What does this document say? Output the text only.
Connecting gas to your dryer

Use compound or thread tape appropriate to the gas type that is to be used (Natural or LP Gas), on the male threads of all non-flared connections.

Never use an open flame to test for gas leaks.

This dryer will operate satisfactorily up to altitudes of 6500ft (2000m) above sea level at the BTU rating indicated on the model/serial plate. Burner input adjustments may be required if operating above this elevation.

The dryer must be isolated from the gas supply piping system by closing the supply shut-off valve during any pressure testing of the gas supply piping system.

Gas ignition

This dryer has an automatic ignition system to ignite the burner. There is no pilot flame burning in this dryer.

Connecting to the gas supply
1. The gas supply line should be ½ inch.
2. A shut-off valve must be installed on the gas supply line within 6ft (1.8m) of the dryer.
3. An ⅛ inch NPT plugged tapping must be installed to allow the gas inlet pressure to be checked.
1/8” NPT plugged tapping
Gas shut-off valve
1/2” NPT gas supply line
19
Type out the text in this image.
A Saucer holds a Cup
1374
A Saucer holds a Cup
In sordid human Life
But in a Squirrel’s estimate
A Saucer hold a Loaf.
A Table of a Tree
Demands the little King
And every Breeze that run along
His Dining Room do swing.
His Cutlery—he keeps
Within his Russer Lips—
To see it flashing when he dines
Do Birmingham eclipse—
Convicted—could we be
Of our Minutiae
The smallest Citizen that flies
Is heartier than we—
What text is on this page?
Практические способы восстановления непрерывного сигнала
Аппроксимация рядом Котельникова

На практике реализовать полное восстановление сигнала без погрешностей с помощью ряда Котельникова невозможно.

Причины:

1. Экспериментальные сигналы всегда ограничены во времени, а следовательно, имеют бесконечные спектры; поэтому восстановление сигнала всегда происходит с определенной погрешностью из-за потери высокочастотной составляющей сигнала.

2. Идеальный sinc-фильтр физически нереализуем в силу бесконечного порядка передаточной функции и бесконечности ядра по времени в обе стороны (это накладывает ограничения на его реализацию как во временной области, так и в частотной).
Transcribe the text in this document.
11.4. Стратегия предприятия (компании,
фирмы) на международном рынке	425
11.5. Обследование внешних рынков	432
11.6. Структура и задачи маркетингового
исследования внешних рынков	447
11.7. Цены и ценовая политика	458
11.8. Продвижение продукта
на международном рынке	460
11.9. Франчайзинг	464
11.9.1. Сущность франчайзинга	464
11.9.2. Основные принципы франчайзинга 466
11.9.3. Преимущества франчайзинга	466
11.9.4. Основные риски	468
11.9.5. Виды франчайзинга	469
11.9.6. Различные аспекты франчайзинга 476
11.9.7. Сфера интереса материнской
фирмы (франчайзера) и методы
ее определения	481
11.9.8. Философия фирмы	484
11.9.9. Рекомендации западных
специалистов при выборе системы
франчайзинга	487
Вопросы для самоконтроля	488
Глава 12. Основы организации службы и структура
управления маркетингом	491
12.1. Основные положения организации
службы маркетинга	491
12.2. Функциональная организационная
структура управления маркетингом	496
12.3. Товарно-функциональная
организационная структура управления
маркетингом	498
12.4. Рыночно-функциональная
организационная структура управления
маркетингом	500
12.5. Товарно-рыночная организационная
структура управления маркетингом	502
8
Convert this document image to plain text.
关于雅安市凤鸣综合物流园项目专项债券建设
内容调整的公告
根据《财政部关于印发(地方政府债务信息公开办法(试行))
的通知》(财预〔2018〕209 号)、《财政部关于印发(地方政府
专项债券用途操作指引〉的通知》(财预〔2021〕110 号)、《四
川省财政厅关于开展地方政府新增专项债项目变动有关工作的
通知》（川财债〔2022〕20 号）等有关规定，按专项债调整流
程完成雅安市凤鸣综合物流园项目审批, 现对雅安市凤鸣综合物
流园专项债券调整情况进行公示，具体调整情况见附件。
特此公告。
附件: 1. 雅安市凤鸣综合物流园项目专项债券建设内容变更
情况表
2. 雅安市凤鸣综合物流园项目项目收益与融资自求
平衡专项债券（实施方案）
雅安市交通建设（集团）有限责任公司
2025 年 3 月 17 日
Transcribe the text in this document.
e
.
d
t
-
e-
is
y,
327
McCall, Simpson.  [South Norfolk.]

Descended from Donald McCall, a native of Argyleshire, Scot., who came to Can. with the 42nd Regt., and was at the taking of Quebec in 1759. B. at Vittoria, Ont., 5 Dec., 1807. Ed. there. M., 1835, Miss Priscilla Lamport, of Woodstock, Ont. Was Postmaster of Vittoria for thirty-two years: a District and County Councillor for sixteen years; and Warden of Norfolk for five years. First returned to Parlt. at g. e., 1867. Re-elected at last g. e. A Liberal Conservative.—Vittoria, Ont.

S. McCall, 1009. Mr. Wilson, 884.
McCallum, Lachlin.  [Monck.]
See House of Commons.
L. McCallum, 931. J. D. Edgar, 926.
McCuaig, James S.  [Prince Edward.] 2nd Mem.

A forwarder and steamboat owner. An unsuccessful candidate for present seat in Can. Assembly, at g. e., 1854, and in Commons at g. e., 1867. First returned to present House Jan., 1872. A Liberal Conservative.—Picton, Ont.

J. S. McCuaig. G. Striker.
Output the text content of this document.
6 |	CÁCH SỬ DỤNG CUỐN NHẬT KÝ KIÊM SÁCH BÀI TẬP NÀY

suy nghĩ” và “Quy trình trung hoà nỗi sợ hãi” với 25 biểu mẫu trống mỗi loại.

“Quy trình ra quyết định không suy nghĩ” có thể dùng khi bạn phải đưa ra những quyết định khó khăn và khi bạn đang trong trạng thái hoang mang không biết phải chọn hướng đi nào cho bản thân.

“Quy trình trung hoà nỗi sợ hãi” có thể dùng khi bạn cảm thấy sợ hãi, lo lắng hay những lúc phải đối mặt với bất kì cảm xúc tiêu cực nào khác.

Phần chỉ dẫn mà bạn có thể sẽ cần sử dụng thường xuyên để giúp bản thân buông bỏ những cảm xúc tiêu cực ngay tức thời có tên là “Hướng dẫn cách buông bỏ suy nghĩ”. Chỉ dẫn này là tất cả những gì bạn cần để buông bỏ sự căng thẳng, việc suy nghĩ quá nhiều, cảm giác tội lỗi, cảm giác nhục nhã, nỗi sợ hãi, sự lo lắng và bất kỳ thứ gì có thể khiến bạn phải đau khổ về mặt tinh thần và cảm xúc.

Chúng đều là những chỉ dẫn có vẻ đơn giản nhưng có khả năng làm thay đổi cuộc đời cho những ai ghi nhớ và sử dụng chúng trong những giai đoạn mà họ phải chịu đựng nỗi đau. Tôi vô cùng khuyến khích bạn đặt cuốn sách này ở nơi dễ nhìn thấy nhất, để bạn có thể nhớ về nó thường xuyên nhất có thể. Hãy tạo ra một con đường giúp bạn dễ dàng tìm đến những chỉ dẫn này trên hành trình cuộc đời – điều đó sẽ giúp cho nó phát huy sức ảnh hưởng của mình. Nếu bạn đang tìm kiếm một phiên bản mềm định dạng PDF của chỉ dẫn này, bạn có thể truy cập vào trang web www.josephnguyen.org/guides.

TO DO: In this exercise, repeat all entries exactly.

WRITTEN RESPONSE:
What does this document say? Output the text only.
Connecting gas to your dryer

Use compound or thread tape appropriate to the gas type that is to be used (Natural or LP Gas), on the male threads of all non-flared connections.

Never use an open flame to test for gas leaks.

This dryer will operate satisfactorily up to altitudes of 6500ft (2000m) above sea level at the BTU rating indicated on the model/serial plate. Burner input adjustments may be required if operating above this elevation.

The dryer must be isolated from the gas supply piping system by closing the supply shut-off valve during any pressure testing of the gas supply piping system.

Gas ignition

This dryer has an automatic ignition system to ignite the burner. There is no pilot flame burning in this dryer.

Connecting to the gas supply
1. The gas supply line should be ½ inch.
2. A shut-off valve must be installed on the gas supply line within 6ft (1.8m) of the dryer.
3. An ⅛ inch NPT plugged tapping must be installed to allow the gas inlet pressure to be checked.
1/8” NPT plugged tapping
Gas shut-off valve
1/2” NPT gas supply line
19
Type out the text in this image.
A Saucer holds a Cup
1374
A Saucer holds a Cup
In sordid human Life
But in a Squirrel’s estimate
A Saucer hold a Loaf.
A Table of a Tree
Demands the little King
And every Breeze that run along
His Dining Room do swing.
His Cutlery—he keeps
Within his Russer Lips—
To see it flashing when he dines
Do Birmingham eclipse—
Convicted—could we be
Of our Minutiae
The smallest Citizen that flies
Is heartier than we—
What text is on this page?
Практические способы восстановления непрерывного сигнала
Аппроксимация рядом Котельникова

На практике реализовать полное восстановление сигнала без погрешностей с помощью ряда Котельникова невозможно.

Причины:

1. Экспериментальные сигналы всегда ограничены во времени, а следовательно, имеют бесконечные спектры; поэтому восстановление сигнала всегда происходит с определенной погрешностью из-за потери высокочастотной составляющей сигнала.

2. Идеальный sinc-фильтр физически нереализуем в силу бесконечного порядка передаточной функции и бесконечности ядра по времени в обе стороны (это накладывает ограничения на его реализацию как во временной области, так и в частотной).
Transcribe the text in this document.
11.4. Стратегия предприятия (компании,
фирмы) на международном рынке	425
11.5. Обследование внешних рынков	432
11.6. Структура и задачи маркетингового
исследования внешних рынков	447
11.7. Цены и ценовая политика	458
11.8. Продвижение продукта
на международном рынке	460
11.9. Франчайзинг	464
11.9.1. Сущность франчайзинга	464
11.9.2. Основные принципы франчайзинга 466
11.9.3. Преимущества франчайзинга	466
11.9.4. Основные риски	468
11.9.5. Виды франчайзинга	469
11.9.6. Различные аспекты франчайзинга 476
11.9.7. Сфера интереса материнской
фирмы (франчайзера) и методы
ее определения	481
11.9.8. Философия фирмы	484
11.9.9. Рекомендации западных
специалистов при выборе системы
франчайзинга	487
Вопросы для самоконтроля	488
Глава 12. Основы организации службы и структура
управления маркетингом	491
12.1. Основные положения организации
службы маркетинга	491
12.2. Функциональная организационная
структура управления маркетингом	496
12.3. Товарно-функциональная
организационная структура управления
маркетингом	498
12.4. Рыночно-функциональная
организационная структура управления
маркетингом	500
12.5. Товарно-рыночная организационная
структура управления маркетингом	502
8
Convert this document image to plain text.
关于雅安市凤鸣综合物流园项目专项债券建设
内容调整的公告
根据《财政部关于印发(地方政府债务信息公开办法(试行))
的通知》(财预〔2018〕209 号)、《财政部关于印发(地方政府
专项债券用途操作指引〉的通知》(财预〔2021〕110 号)、《四
川省财政厅关于开展地方政府新增专项债项目变动有关工作的
通知》（川财债〔2022〕20 号）等有关规定，按专项债调整流
程完成雅安市凤鸣综合物流园项目审批, 现对雅安市凤鸣综合物
流园专项债券调整情况进行公示，具体调整情况见附件。
特此公告。
附件: 1. 雅安市凤鸣综合物流园项目专项债券建设内容变更
情况表
2. 雅安市凤鸣综合物流园项目项目收益与融资自求
平衡专项债券（实施方案）
雅安市交通建设（集团）有限责任公司
2025 年 3 月 17 日
Transcribe the text in this document.
e
.
d
t
-
e-
is
y,
327
McCall, Simpson.  [South Norfolk.]

Descended from Donald McCall, a native of Argyleshire, Scot., who came to Can. with the 42nd Regt., and was at the taking of Quebec in 1759. B. at Vittoria, Ont., 5 Dec., 1807. Ed. there. M., 1835, Miss Priscilla Lamport, of Woodstock, Ont. Was Postmaster of Vittoria for thirty-two years: a District and County Councillor for sixteen years; and Warden of Norfolk for five years. First returned to Parlt. at g. e., 1867. Re-elected at last g. e. A Liberal Conservative.—Vittoria, Ont.

S. McCall, 1009. Mr. Wilson, 884.
McCallum, Lachlin.  [Monck.]
See House of Commons.
L. McCallum, 931. J. D. Edgar, 926.
McCuaig, James S.  [Prince Edward.] 2nd Mem.

A forwarder and steamboat owner. An unsuccessful candidate for present seat in Can. Assembly, at g. e., 1854, and in Commons at g. e., 1867. First returned to present House Jan., 1872. A Liberal Conservative.—Picton, Ont.

J. S. McCuaig. G. Striker.
Output the text content of this document.
6 |	CÁCH SỬ DỤNG CUỐN NHẬT KÝ KIÊM SÁCH BÀI TẬP NÀY

suy nghĩ” và “Quy trình trung hoà nỗi sợ hãi” với 25 biểu mẫu trống mỗi loại.

“Quy trình ra quyết định không suy nghĩ” có thể dùng khi bạn phải đưa ra những quyết định khó khăn và khi bạn đang trong trạng thái hoang mang không biết phải chọn hướng đi nào cho bản thân.

“Quy trình trung hoà nỗi sợ hãi” có thể dùng khi bạn cảm thấy sợ hãi, lo lắng hay những lúc phải đối mặt với bất kì cảm xúc tiêu cực nào khác.

Phần chỉ dẫn mà bạn có thể sẽ cần sử dụng thường xuyên để giúp bản thân buông bỏ những cảm xúc tiêu cực ngay tức thời có tên là “Hướng dẫn cách buông bỏ suy nghĩ”. Chỉ dẫn này là tất cả những gì bạn cần để buông bỏ sự căng thẳng, việc suy nghĩ quá nhiều, cảm giác tội lỗi, cảm giác nhục nhã, nỗi sợ hãi, sự lo lắng và bất kỳ thứ gì có thể khiến bạn phải đau khổ về mặt tinh thần và cảm xúc.

Chúng đều là những chỉ dẫn có vẻ đơn giản nhưng có khả năng làm thay đổi cuộc đời cho những ai ghi nhớ và sử dụng chúng trong những giai đoạn mà họ phải chịu đựng nỗi đau. Tôi vô cùng khuyến khích bạn đặt cuốn sách này ở nơi dễ nhìn thấy nhất, để bạn có thể nhớ về nó thường xuyên nhất có thể. Hãy tạo ra một con đường giúp bạn dễ dàng tìm đến những chỉ dẫn này trên hành trình cuộc đời – điều đó sẽ giúp cho nó phát huy sức ảnh hưởng của mình. Nếu bạn đang tìm kiếm một phiên bản mềm định dạng PDF của chỉ dẫn này, bạn có thể truy cập vào trang web www.josephnguyen.org/guides.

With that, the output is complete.